=== DATASET ROWS ===
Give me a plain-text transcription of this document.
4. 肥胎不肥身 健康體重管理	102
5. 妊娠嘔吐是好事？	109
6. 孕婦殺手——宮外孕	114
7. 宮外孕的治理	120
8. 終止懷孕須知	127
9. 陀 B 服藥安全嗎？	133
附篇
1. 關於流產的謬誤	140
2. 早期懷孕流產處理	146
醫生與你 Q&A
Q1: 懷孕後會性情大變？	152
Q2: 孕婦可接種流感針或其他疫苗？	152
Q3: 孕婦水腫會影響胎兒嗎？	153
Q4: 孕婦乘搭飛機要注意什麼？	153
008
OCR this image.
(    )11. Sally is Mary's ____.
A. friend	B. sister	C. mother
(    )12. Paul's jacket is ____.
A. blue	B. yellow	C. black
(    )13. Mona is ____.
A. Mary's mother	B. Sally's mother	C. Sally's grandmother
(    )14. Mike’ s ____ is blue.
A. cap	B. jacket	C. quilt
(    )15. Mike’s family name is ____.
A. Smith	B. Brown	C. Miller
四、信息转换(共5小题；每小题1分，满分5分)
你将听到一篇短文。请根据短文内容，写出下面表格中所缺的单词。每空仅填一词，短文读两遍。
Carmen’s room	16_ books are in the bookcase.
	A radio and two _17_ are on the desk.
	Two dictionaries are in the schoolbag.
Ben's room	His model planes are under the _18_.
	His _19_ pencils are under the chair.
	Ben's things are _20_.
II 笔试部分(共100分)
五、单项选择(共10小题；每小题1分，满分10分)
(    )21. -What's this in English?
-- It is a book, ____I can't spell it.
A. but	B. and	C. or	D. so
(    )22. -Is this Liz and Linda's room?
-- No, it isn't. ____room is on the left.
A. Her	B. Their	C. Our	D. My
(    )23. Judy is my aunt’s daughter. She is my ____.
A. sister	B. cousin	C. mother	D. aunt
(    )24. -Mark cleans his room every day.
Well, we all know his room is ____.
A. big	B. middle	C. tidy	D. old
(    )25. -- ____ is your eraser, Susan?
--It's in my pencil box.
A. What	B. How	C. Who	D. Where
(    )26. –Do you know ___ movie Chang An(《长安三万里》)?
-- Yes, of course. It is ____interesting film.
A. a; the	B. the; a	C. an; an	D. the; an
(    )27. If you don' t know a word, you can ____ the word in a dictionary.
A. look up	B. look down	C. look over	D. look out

=== TO BE DONE ===
Quote only the lines from the line containing "OCR this image." through the end of the entries, keeping the first and the last.

=== RESPONSE ===
OCR this image.
(    )11. Sally is Mary's ____.
A. friend	B. sister	C. mother
(    )12. Paul's jacket is ____.
A. blue	B. yellow	C. black
(    )13. Mona is ____.
A. Mary's mother	B. Sally's mother	C. Sally's grandmother
(    )14. Mike’ s ____ is blue.
A. cap	B. jacket	C. quilt
(    )15. Mike’s family name is ____.
A. Smith	B. Brown	C. Miller
四、信息转换(共5小题；每小题1分，满分5分)
你将听到一篇短文。请根据短文内容，写出下面表格中所缺的单词。每空仅填一词，短文读两遍。
Carmen’s room	16_ books are in the bookcase.
	A radio and two _17_ are on the desk.
	Two dictionaries are in the schoolbag.
Ben's room	His model planes are under the _18_.
	His _19_ pencils are under the chair.
	Ben's things are _20_.
II 笔试部分(共100分)
五、单项选择(共10小题；每小题1分，满分10分)
(    )21. -What's this in English?
-- It is a book, ____I can't spell it.
A. but	B. and	C. or	D. so
(    )22. -Is this Liz and Linda's room?
-- No, it isn't. ____room is on the left.
A. Her	B. Their	C. Our	D. My
(    )23. Judy is my aunt’s daughter. She is my ____.
A. sister	B. cousin	C. mother	D. aunt
(    )24. -Mark cleans his room every day.
Well, we all know his room is ____.
A. big	B. middle	C. tidy	D. old
(    )25. -- ____ is your eraser, Susan?
--It's in my pencil box.
A. What	B. How	C. Who	D. Where
(    )26. –Do you know ___ movie Chang An(《长安三万里》)?
-- Yes, of course. It is ____interesting film.
A. a; the	B. the; a	C. an; an	D. the; an
(    )27. If you don' t know a word, you can ____ the word in a dictionary.
A. look up	B. look down	C. look over	D. look out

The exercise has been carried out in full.